──────── Rows ────────
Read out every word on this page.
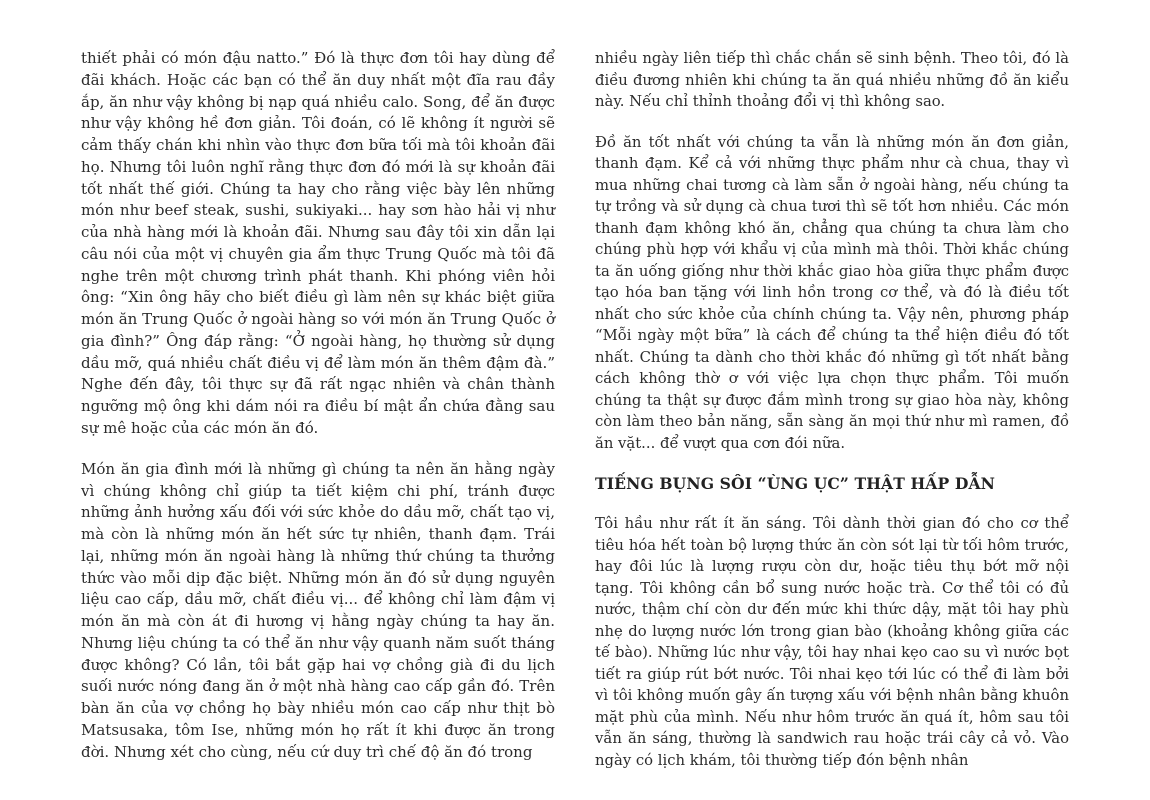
thiết phải có món đậu natto.” Đó là thực đơn tôi hay dùng để đãi khách. Hoặc các bạn có thể ăn duy nhất một đĩa rau đầy ắp, ăn như vậy không bị nạp quá nhiều calo. Song, để ăn được như vậy không hề đơn giản. Tôi đoán, có lẽ không ít người sẽ cảm thấy chán khi nhìn vào thực đơn bữa tối mà tôi khoản đãi họ. Nhưng tôi luôn nghĩ rằng thực đơn đó mới là sự khoản đãi tốt nhất thế giới. Chúng ta hay cho rằng việc bày lên những món như beef steak, sushi, sukiyaki... hay sơn hào hải vị như của nhà hàng mới là khoản đãi. Nhưng sau đây tôi xin dẫn lại câu nói của một vị chuyên gia ẩm thực Trung Quốc mà tôi đã nghe trên một chương trình phát thanh. Khi phóng viên hỏi ông: “Xin ông hãy cho biết điều gì làm nên sự khác biệt giữa món ăn Trung Quốc ở ngoài hàng so với món ăn Trung Quốc ở gia đình?” Ông đáp rằng: “Ở ngoài hàng, họ thường sử dụng dầu mỡ, quá nhiều chất điều vị để làm món ăn thêm đậm đà.” Nghe đến đây, tôi thực sự đã rất ngạc nhiên và chân thành ngưỡng mộ ông khi dám nói ra điều bí mật ẩn chứa đằng sau sự mê hoặc của các món ăn đó.

Món ăn gia đình mới là những gì chúng ta nên ăn hằng ngày vì chúng không chỉ giúp ta tiết kiệm chi phí, tránh được những ảnh hưởng xấu đối với sức khỏe do dầu mỡ, chất tạo vị, mà còn là những món ăn hết sức tự nhiên, thanh đạm. Trái lại, những món ăn ngoài hàng là những thứ chúng ta thưởng thức vào mỗi dịp đặc biệt. Những món ăn đó sử dụng nguyên liệu cao cấp, dầu mỡ, chất điều vị... để không chỉ làm đậm vị món ăn mà còn át đi hương vị hằng ngày chúng ta hay ăn. Nhưng liệu chúng ta có thể ăn như vậy quanh năm suốt tháng được không? Có lần, tôi bắt gặp hai vợ chồng già đi du lịch suối nước nóng đang ăn ở một nhà hàng cao cấp gần đó. Trên bàn ăn của vợ chồng họ bày nhiều món cao cấp như thịt bò Matsusaka, tôm Ise, những món họ rất ít khi được ăn trong đời. Nhưng xét cho cùng, nếu cứ duy trì chế độ ăn đó trong

nhiều ngày liên tiếp thì chắc chắn sẽ sinh bệnh. Theo tôi, đó là điều đương nhiên khi chúng ta ăn quá nhiều những đồ ăn kiểu này. Nếu chỉ thỉnh thoảng đổi vị thì không sao.

Đồ ăn tốt nhất với chúng ta vẫn là những món ăn đơn giản, thanh đạm. Kể cả với những thực phẩm như cà chua, thay vì mua những chai tương cà làm sẵn ở ngoài hàng, nếu chúng ta tự trồng và sử dụng cà chua tươi thì sẽ tốt hơn nhiều. Các món thanh đạm không khó ăn, chẳng qua chúng ta chưa làm cho chúng phù hợp với khẩu vị của mình mà thôi. Thời khắc chúng ta ăn uống giống như thời khắc giao hòa giữa thực phẩm được tạo hóa ban tặng với linh hồn trong cơ thể, và đó là điều tốt nhất cho sức khỏe của chính chúng ta. Vậy nên, phương pháp “Mỗi ngày một bữa” là cách để chúng ta thể hiện điều đó tốt nhất. Chúng ta dành cho thời khắc đó những gì tốt nhất bằng cách không thờ ơ với việc lựa chọn thực phẩm. Tôi muốn chúng ta thật sự được đắm mình trong sự giao hòa này, không còn làm theo bản năng, sẵn sàng ăn mọi thứ như mì ramen, đồ ăn vặt... để vượt qua cơn đói nữa.

TIẾNG BỤNG SÔI “ÙNG ỤC” THẬT HẤP DẪN

Tôi hầu như rất ít ăn sáng. Tôi dành thời gian đó cho cơ thể tiêu hóa hết toàn bộ lượng thức ăn còn sót lại từ tối hôm trước, hay đôi lúc là lượng rượu còn dư, hoặc tiêu thụ bớt mỡ nội tạng. Tôi không cần bổ sung nước hoặc trà. Cơ thể tôi có đủ nước, thậm chí còn dư đến mức khi thức dậy, mặt tôi hay phù nhẹ do lượng nước lớn trong gian bào (khoảng không giữa các tế bào). Những lúc như vậy, tôi hay nhai kẹo cao su vì nước bọt tiết ra giúp rút bớt nước. Tôi nhai kẹo tới lúc có thể đi làm bởi vì tôi không muốn gây ấn tượng xấu với bệnh nhân bằng khuôn mặt phù của mình. Nếu như hôm trước ăn quá ít, hôm sau tôi vẫn ăn sáng, thường là sandwich rau hoặc trái cây cả vỏ. Vào ngày có lịch khám, tôi thường tiếp đón bệnh nhân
────────
**Set exercise**
Take the entries shown above and quote them verbatim, passing over the pictures.

**Answer to this problem**
Read out every word on this page.
thiết phải có món đậu natto.” Đó là thực đơn tôi hay dùng để đãi khách. Hoặc các bạn có thể ăn duy nhất một đĩa rau đầy ắp, ăn như vậy không bị nạp quá nhiều calo. Song, để ăn được như vậy không hề đơn giản. Tôi đoán, có lẽ không ít người sẽ cảm thấy chán khi nhìn vào thực đơn bữa tối mà tôi khoản đãi họ. Nhưng tôi luôn nghĩ rằng thực đơn đó mới là sự khoản đãi tốt nhất thế giới. Chúng ta hay cho rằng việc bày lên những món như beef steak, sushi, sukiyaki... hay sơn hào hải vị như của nhà hàng mới là khoản đãi. Nhưng sau đây tôi xin dẫn lại câu nói của một vị chuyên gia ẩm thực Trung Quốc mà tôi đã nghe trên một chương trình phát thanh. Khi phóng viên hỏi ông: “Xin ông hãy cho biết điều gì làm nên sự khác biệt giữa món ăn Trung Quốc ở ngoài hàng so với món ăn Trung Quốc ở gia đình?” Ông đáp rằng: “Ở ngoài hàng, họ thường sử dụng dầu mỡ, quá nhiều chất điều vị để làm món ăn thêm đậm đà.” Nghe đến đây, tôi thực sự đã rất ngạc nhiên và chân thành ngưỡng mộ ông khi dám nói ra điều bí mật ẩn chứa đằng sau sự mê hoặc của các món ăn đó.

Món ăn gia đình mới là những gì chúng ta nên ăn hằng ngày vì chúng không chỉ giúp ta tiết kiệm chi phí, tránh được những ảnh hưởng xấu đối với sức khỏe do dầu mỡ, chất tạo vị, mà còn là những món ăn hết sức tự nhiên, thanh đạm. Trái lại, những món ăn ngoài hàng là những thứ chúng ta thưởng thức vào mỗi dịp đặc biệt. Những món ăn đó sử dụng nguyên liệu cao cấp, dầu mỡ, chất điều vị... để không chỉ làm đậm vị món ăn mà còn át đi hương vị hằng ngày chúng ta hay ăn. Nhưng liệu chúng ta có thể ăn như vậy quanh năm suốt tháng được không? Có lần, tôi bắt gặp hai vợ chồng già đi du lịch suối nước nóng đang ăn ở một nhà hàng cao cấp gần đó. Trên bàn ăn của vợ chồng họ bày nhiều món cao cấp như thịt bò Matsusaka, tôm Ise, những món họ rất ít khi được ăn trong đời. Nhưng xét cho cùng, nếu cứ duy trì chế độ ăn đó trong

nhiều ngày liên tiếp thì chắc chắn sẽ sinh bệnh. Theo tôi, đó là điều đương nhiên khi chúng ta ăn quá nhiều những đồ ăn kiểu này. Nếu chỉ thỉnh thoảng đổi vị thì không sao.

Đồ ăn tốt nhất với chúng ta vẫn là những món ăn đơn giản, thanh đạm. Kể cả với những thực phẩm như cà chua, thay vì mua những chai tương cà làm sẵn ở ngoài hàng, nếu chúng ta tự trồng và sử dụng cà chua tươi thì sẽ tốt hơn nhiều. Các món thanh đạm không khó ăn, chẳng qua chúng ta chưa làm cho chúng phù hợp với khẩu vị của mình mà thôi. Thời khắc chúng ta ăn uống giống như thời khắc giao hòa giữa thực phẩm được tạo hóa ban tặng với linh hồn trong cơ thể, và đó là điều tốt nhất cho sức khỏe của chính chúng ta. Vậy nên, phương pháp “Mỗi ngày một bữa” là cách để chúng ta thể hiện điều đó tốt nhất. Chúng ta dành cho thời khắc đó những gì tốt nhất bằng cách không thờ ơ với việc lựa chọn thực phẩm. Tôi muốn chúng ta thật sự được đắm mình trong sự giao hòa này, không còn làm theo bản năng, sẵn sàng ăn mọi thứ như mì ramen, đồ ăn vặt... để vượt qua cơn đói nữa.

TIẾNG BỤNG SÔI “ÙNG ỤC” THẬT HẤP DẪN

Tôi hầu như rất ít ăn sáng. Tôi dành thời gian đó cho cơ thể tiêu hóa hết toàn bộ lượng thức ăn còn sót lại từ tối hôm trước, hay đôi lúc là lượng rượu còn dư, hoặc tiêu thụ bớt mỡ nội tạng. Tôi không cần bổ sung nước hoặc trà. Cơ thể tôi có đủ nước, thậm chí còn dư đến mức khi thức dậy, mặt tôi hay phù nhẹ do lượng nước lớn trong gian bào (khoảng không giữa các tế bào). Những lúc như vậy, tôi hay nhai kẹo cao su vì nước bọt tiết ra giúp rút bớt nước. Tôi nhai kẹo tới lúc có thể đi làm bởi vì tôi không muốn gây ấn tượng xấu với bệnh nhân bằng khuôn mặt phù của mình. Nếu như hôm trước ăn quá ít, hôm sau tôi vẫn ăn sáng, thường là sandwich rau hoặc trái cây cả vỏ. Vào ngày có lịch khám, tôi thường tiếp đón bệnh nhân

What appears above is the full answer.